Data records:

· · · · · · ·

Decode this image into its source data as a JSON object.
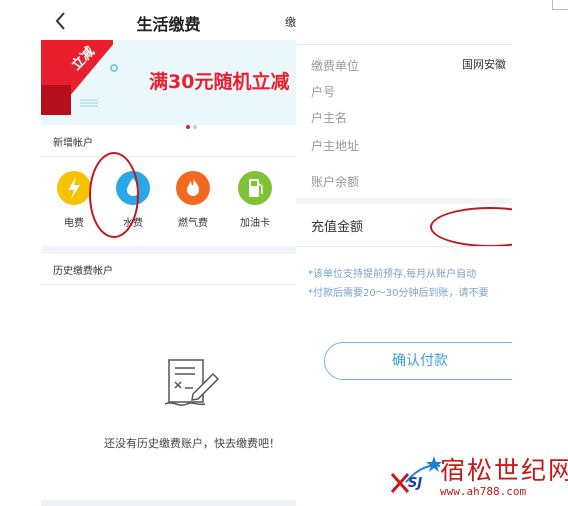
{
  "left_screen": {
    "nav": {
      "title": "生活缴费",
      "right_text": "缴"
    },
    "banner": {
      "badge": "立减",
      "promo_text": "满30元随机立减",
      "page_dots": 2
    },
    "new_account_section": {
      "title": "新增帐户",
      "services": [
        {
          "label": "电费",
          "icon": "lightning-icon",
          "color": "#f5c300"
        },
        {
          "label": "水费",
          "icon": "water-drop-icon",
          "color": "#2aa7e6"
        },
        {
          "label": "燃气费",
          "icon": "flame-icon",
          "color": "#f26a22"
        },
        {
          "label": "加油卡",
          "icon": "fuel-pump-icon",
          "color": "#7fc234"
        }
      ]
    },
    "history_section": {
      "title": "历史缴费帐户",
      "empty_text": "还没有历史缴费账户，快去缴费吧！"
    }
  },
  "right_screen": {
    "fields": [
      {
        "label": "缴费单位",
        "value": "国网安徽"
      },
      {
        "label": "户号",
        "value": ""
      },
      {
        "label": "户主名",
        "value": ""
      },
      {
        "label": "户主地址",
        "value": ""
      },
      {
        "label": "账户余额",
        "value": ""
      }
    ],
    "amount_label": "充值金额",
    "notes": [
      "*该单位支持提前预存,每月从账户自动",
      "*付款后需要20～30分钟后到账，请不要"
    ],
    "confirm_button": "确认付款"
  },
  "watermark": {
    "name": "宿松世纪网",
    "url": "www.ah788.com",
    "logo_text": "SJ"
  },
  "colors": {
    "annotation_red": "#c0181f",
    "accent_blue": "#3a9fe0",
    "promo_red": "#e8202e"
  }
}
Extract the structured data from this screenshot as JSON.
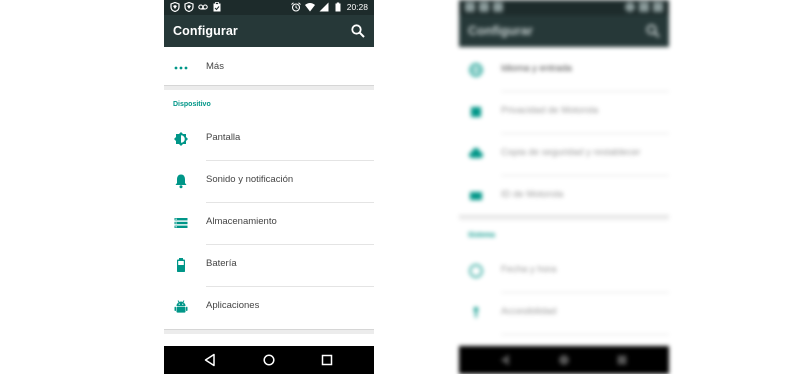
{
  "colors": {
    "accent": "#009688",
    "appbar": "#263838",
    "statusbar": "#1d2b2b",
    "navbar": "#000000"
  },
  "left": {
    "statusbar": {
      "time": "20:28",
      "left_icons": [
        "shield-icon",
        "shield-icon",
        "voicemail-icon",
        "clipboard-icon"
      ],
      "right_icons": [
        "alarm-icon",
        "wifi-icon",
        "signal-icon",
        "battery-icon"
      ]
    },
    "appbar": {
      "title": "Configurar",
      "search_icon": "search-icon"
    },
    "more": {
      "label": "Más",
      "icon": "more-horiz-icon"
    },
    "section": "Dispositivo",
    "items": [
      {
        "label": "Pantalla",
        "icon": "brightness-icon"
      },
      {
        "label": "Sonido y notificación",
        "icon": "bell-icon"
      },
      {
        "label": "Almacenamiento",
        "icon": "storage-icon"
      },
      {
        "label": "Batería",
        "icon": "battery-icon"
      },
      {
        "label": "Aplicaciones",
        "icon": "android-icon"
      }
    ],
    "navbar": [
      "back-icon",
      "home-icon",
      "recents-icon"
    ]
  },
  "right": {
    "appbar": {
      "title": "Configurar"
    },
    "items_top": [
      {
        "label": "Idioma y entrada",
        "icon": "globe-icon"
      },
      {
        "label": "Privacidad de Motorola",
        "icon": "privacy-icon"
      },
      {
        "label": "Copia de seguridad y restablecer",
        "icon": "cloud-icon"
      },
      {
        "label": "ID de Motorola",
        "icon": "id-card-icon"
      }
    ],
    "section": "Sistema",
    "items_bottom": [
      {
        "label": "Fecha y hora",
        "icon": "clock-icon"
      },
      {
        "label": "Accesibilidad",
        "icon": "accessibility-icon"
      }
    ],
    "navbar": [
      "back-icon",
      "home-icon",
      "recents-icon"
    ]
  }
}
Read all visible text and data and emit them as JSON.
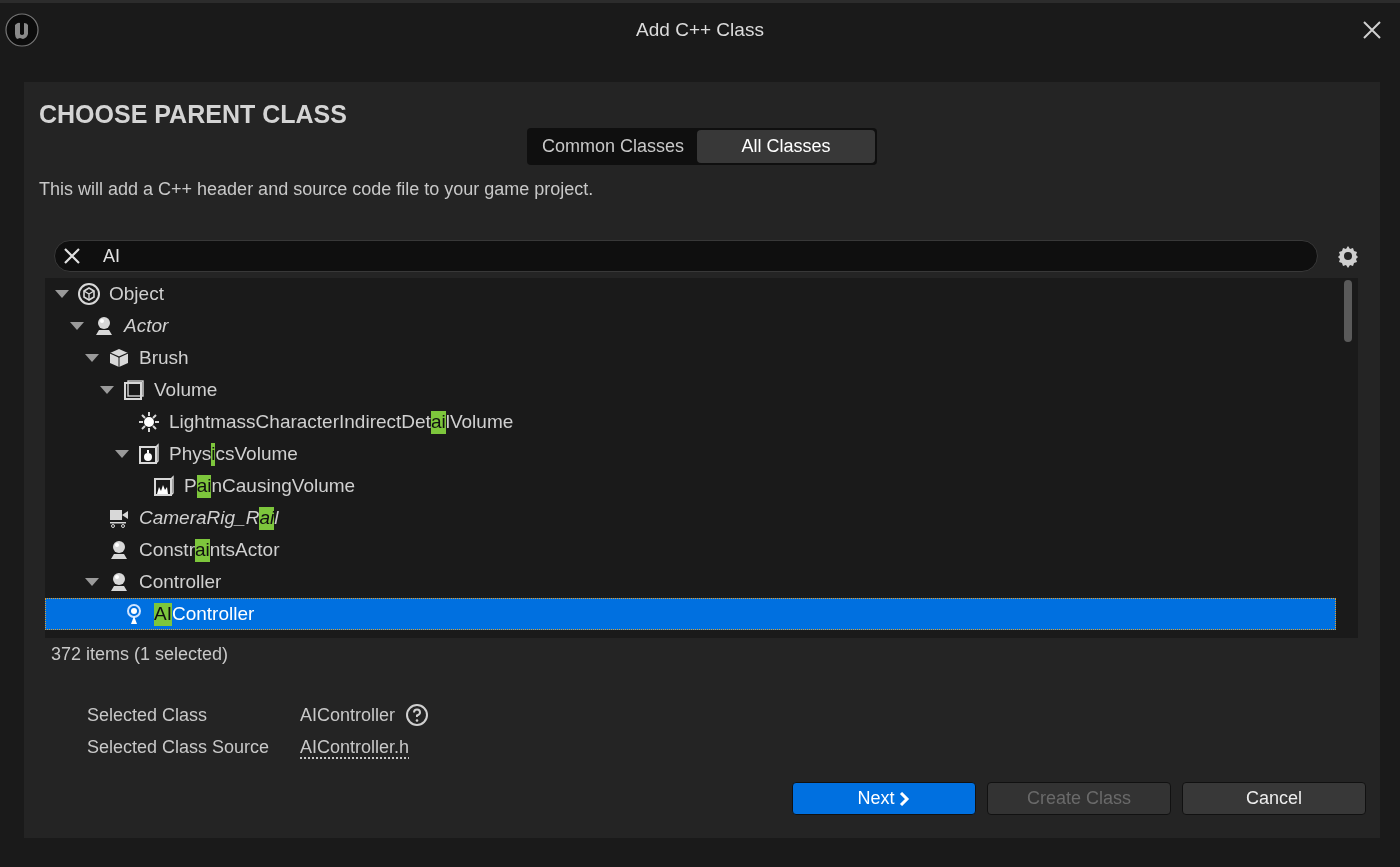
{
  "window": {
    "title": "Add C++ Class"
  },
  "heading": "CHOOSE PARENT CLASS",
  "tabs": [
    {
      "label": "Common Classes",
      "selected": false
    },
    {
      "label": "All Classes",
      "selected": true
    }
  ],
  "description": "This will add a C++ header and source code file to your game project.",
  "search": {
    "value": "AI"
  },
  "tree": [
    {
      "kind": "object",
      "parts": [
        {
          "text": "Object",
          "match": false
        }
      ],
      "italic": false,
      "selected": false,
      "expanded": true,
      "children": [
        {
          "kind": "actor",
          "parts": [
            {
              "text": "Actor",
              "match": false
            }
          ],
          "italic": true,
          "selected": false,
          "expanded": true,
          "children": [
            {
              "kind": "brush",
              "parts": [
                {
                  "text": "Brush",
                  "match": false
                }
              ],
              "italic": false,
              "selected": false,
              "expanded": true,
              "children": [
                {
                  "kind": "volume",
                  "parts": [
                    {
                      "text": "Volume",
                      "match": false
                    }
                  ],
                  "italic": false,
                  "selected": false,
                  "expanded": true,
                  "children": [
                    {
                      "kind": "light",
                      "parts": [
                        {
                          "text": "LightmassCharacterIndirectDet",
                          "match": false
                        },
                        {
                          "text": "ai",
                          "match": true
                        },
                        {
                          "text": "lVolume",
                          "match": false
                        }
                      ],
                      "italic": false,
                      "selected": false
                    },
                    {
                      "kind": "physics",
                      "parts": [
                        {
                          "text": "Phys",
                          "match": false
                        },
                        {
                          "text": "i",
                          "match": true
                        },
                        {
                          "text": "csVolume",
                          "match": false
                        }
                      ],
                      "italic": false,
                      "selected": false,
                      "expanded": true,
                      "children": [
                        {
                          "kind": "pain",
                          "parts": [
                            {
                              "text": "P",
                              "match": false
                            },
                            {
                              "text": "ai",
                              "match": true
                            },
                            {
                              "text": "nCausingVolume",
                              "match": false
                            }
                          ],
                          "italic": false,
                          "selected": false
                        }
                      ]
                    }
                  ]
                }
              ]
            },
            {
              "kind": "camera",
              "parts": [
                {
                  "text": "CameraRig_R",
                  "match": false
                },
                {
                  "text": "ai",
                  "match": true
                },
                {
                  "text": "l",
                  "match": false
                }
              ],
              "italic": true,
              "selected": false
            },
            {
              "kind": "actor",
              "parts": [
                {
                  "text": "Constr",
                  "match": false
                },
                {
                  "text": "ai",
                  "match": true
                },
                {
                  "text": "ntsActor",
                  "match": false
                }
              ],
              "italic": false,
              "selected": false
            },
            {
              "kind": "actor",
              "parts": [
                {
                  "text": "Controller",
                  "match": false
                }
              ],
              "italic": false,
              "selected": false,
              "expanded": true,
              "children": [
                {
                  "kind": "ai",
                  "parts": [
                    {
                      "text": "AI",
                      "match": true
                    },
                    {
                      "text": "Controller",
                      "match": false
                    }
                  ],
                  "italic": false,
                  "selected": true
                }
              ]
            }
          ]
        }
      ]
    }
  ],
  "item_count": "372 items (1 selected)",
  "details": [
    {
      "label": "Selected Class",
      "value": "AIController",
      "kind": "help"
    },
    {
      "label": "Selected Class Source",
      "value": "AIController.h",
      "kind": "link"
    }
  ],
  "buttons": [
    {
      "label": "Next",
      "kind": "primary",
      "disabled": false
    },
    {
      "label": "Create Class",
      "kind": "normal",
      "disabled": true
    },
    {
      "label": "Cancel",
      "kind": "normal",
      "disabled": false
    }
  ]
}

· · · · · · ·

# Task to carry out
Except for the pictures, copy every line of the records above exactly.

# Answer below
Decode this image into its source data as a JSON object.
{
  "left_screen": {
    "nav": {
      "title": "生活缴费",
      "right_text": "缴"
    },
    "banner": {
      "badge": "立减",
      "promo_text": "满30元随机立减",
      "page_dots": 2
    },
    "new_account_section": {
      "title": "新增帐户",
      "services": [
        {
          "label": "电费",
          "icon": "lightning-icon",
          "color": "#f5c300"
        },
        {
          "label": "水费",
          "icon": "water-drop-icon",
          "color": "#2aa7e6"
        },
        {
          "label": "燃气费",
          "icon": "flame-icon",
          "color": "#f26a22"
        },
        {
          "label": "加油卡",
          "icon": "fuel-pump-icon",
          "color": "#7fc234"
        }
      ]
    },
    "history_section": {
      "title": "历史缴费帐户",
      "empty_text": "还没有历史缴费账户，快去缴费吧！"
    }
  },
  "right_screen": {
    "fields": [
      {
        "label": "缴费单位",
        "value": "国网安徽"
      },
      {
        "label": "户号",
        "value": ""
      },
      {
        "label": "户主名",
        "value": ""
      },
      {
        "label": "户主地址",
        "value": ""
      },
      {
        "label": "账户余额",
        "value": ""
      }
    ],
    "amount_label": "充值金额",
    "notes": [
      "*该单位支持提前预存,每月从账户自动",
      "*付款后需要20～30分钟后到账，请不要"
    ],
    "confirm_button": "确认付款"
  },
  "watermark": {
    "name": "宿松世纪网",
    "url": "www.ah788.com",
    "logo_text": "SJ"
  },
  "colors": {
    "annotation_red": "#c0181f",
    "accent_blue": "#3a9fe0",
    "promo_red": "#e8202e"
  }
}
Extract the structured data from this screenshot as JSON.
{
  "colors": {
    "accent": "#009688",
    "appbar": "#263838",
    "statusbar": "#1d2b2b",
    "navbar": "#000000"
  },
  "left": {
    "statusbar": {
      "time": "20:28",
      "left_icons": [
        "shield-icon",
        "shield-icon",
        "voicemail-icon",
        "clipboard-icon"
      ],
      "right_icons": [
        "alarm-icon",
        "wifi-icon",
        "signal-icon",
        "battery-icon"
      ]
    },
    "appbar": {
      "title": "Configurar",
      "search_icon": "search-icon"
    },
    "more": {
      "label": "Más",
      "icon": "more-horiz-icon"
    },
    "section": "Dispositivo",
    "items": [
      {
        "label": "Pantalla",
        "icon": "brightness-icon"
      },
      {
        "label": "Sonido y notificación",
        "icon": "bell-icon"
      },
      {
        "label": "Almacenamiento",
        "icon": "storage-icon"
      },
      {
        "label": "Batería",
        "icon": "battery-icon"
      },
      {
        "label": "Aplicaciones",
        "icon": "android-icon"
      }
    ],
    "navbar": [
      "back-icon",
      "home-icon",
      "recents-icon"
    ]
  },
  "right": {
    "appbar": {
      "title": "Configurar"
    },
    "items_top": [
      {
        "label": "Idioma y entrada",
        "icon": "globe-icon"
      },
      {
        "label": "Privacidad de Motorola",
        "icon": "privacy-icon"
      },
      {
        "label": "Copia de seguridad y restablecer",
        "icon": "cloud-icon"
      },
      {
        "label": "ID de Motorola",
        "icon": "id-card-icon"
      }
    ],
    "section": "Sistema",
    "items_bottom": [
      {
        "label": "Fecha y hora",
        "icon": "clock-icon"
      },
      {
        "label": "Accesibilidad",
        "icon": "accessibility-icon"
      }
    ],
    "navbar": [
      "back-icon",
      "home-icon",
      "recents-icon"
    ]
  }
}
Read all visible text and data and emit them as JSON.
{
  "window": {
    "title": "Add C++ Class"
  },
  "heading": "CHOOSE PARENT CLASS",
  "tabs": [
    {
      "label": "Common Classes",
      "selected": false
    },
    {
      "label": "All Classes",
      "selected": true
    }
  ],
  "description": "This will add a C++ header and source code file to your game project.",
  "search": {
    "value": "AI"
  },
  "tree": [
    {
      "kind": "object",
      "parts": [
        {
          "text": "Object",
          "match": false
        }
      ],
      "italic": false,
      "selected": false,
      "expanded": true,
      "children": [
        {
          "kind": "actor",
          "parts": [
            {
              "text": "Actor",
              "match": false
            }
          ],
          "italic": true,
          "selected": false,
          "expanded": true,
          "children": [
            {
              "kind": "brush",
              "parts": [
                {
                  "text": "Brush",
                  "match": false
                }
              ],
              "italic": false,
              "selected": false,
              "expanded": true,
              "children": [
                {
                  "kind": "volume",
                  "parts": [
                    {
                      "text": "Volume",
                      "match": false
                    }
                  ],
                  "italic": false,
                  "selected": false,
                  "expanded": true,
                  "children": [
                    {
                      "kind": "light",
                      "parts": [
                        {
                          "text": "LightmassCharacterIndirectDet",
                          "match": false
                        },
                        {
                          "text": "ai",
                          "match": true
                        },
                        {
                          "text": "lVolume",
                          "match": false
                        }
                      ],
                      "italic": false,
                      "selected": false
                    },
                    {
                      "kind": "physics",
                      "parts": [
                        {
                          "text": "Phys",
                          "match": false
                        },
                        {
                          "text": "i",
                          "match": true
                        },
                        {
                          "text": "csVolume",
                          "match": false
                        }
                      ],
                      "italic": false,
                      "selected": false,
                      "expanded": true,
                      "children": [
                        {
                          "kind": "pain",
                          "parts": [
                            {
                              "text": "P",
                              "match": false
                            },
                            {
                              "text": "ai",
                              "match": true
                            },
                            {
                              "text": "nCausingVolume",
                              "match": false
                            }
                          ],
                          "italic": false,
                          "selected": false
                        }
                      ]
                    }
                  ]
                }
              ]
            },
            {
              "kind": "camera",
              "parts": [
                {
                  "text": "CameraRig_R",
                  "match": false
                },
                {
                  "text": "ai",
                  "match": true
                },
                {
                  "text": "l",
                  "match": false
                }
              ],
              "italic": true,
              "selected": false
            },
            {
              "kind": "actor",
              "parts": [
                {
                  "text": "Constr",
                  "match": false
                },
                {
                  "text": "ai",
                  "match": true
                },
                {
                  "text": "ntsActor",
                  "match": false
                }
              ],
              "italic": false,
              "selected": false
            },
            {
              "kind": "actor",
              "parts": [
                {
                  "text": "Controller",
                  "match": false
                }
              ],
              "italic": false,
              "selected": false,
              "expanded": true,
              "children": [
                {
                  "kind": "ai",
                  "parts": [
                    {
                      "text": "AI",
                      "match": true
                    },
                    {
                      "text": "Controller",
                      "match": false
                    }
                  ],
                  "italic": false,
                  "selected": true
                }
              ]
            }
          ]
        }
      ]
    }
  ],
  "item_count": "372 items (1 selected)",
  "details": [
    {
      "label": "Selected Class",
      "value": "AIController",
      "kind": "help"
    },
    {
      "label": "Selected Class Source",
      "value": "AIController.h",
      "kind": "link"
    }
  ],
  "buttons": [
    {
      "label": "Next",
      "kind": "primary",
      "disabled": false
    },
    {
      "label": "Create Class",
      "kind": "normal",
      "disabled": true
    },
    {
      "label": "Cancel",
      "kind": "normal",
      "disabled": false
    }
  ]
}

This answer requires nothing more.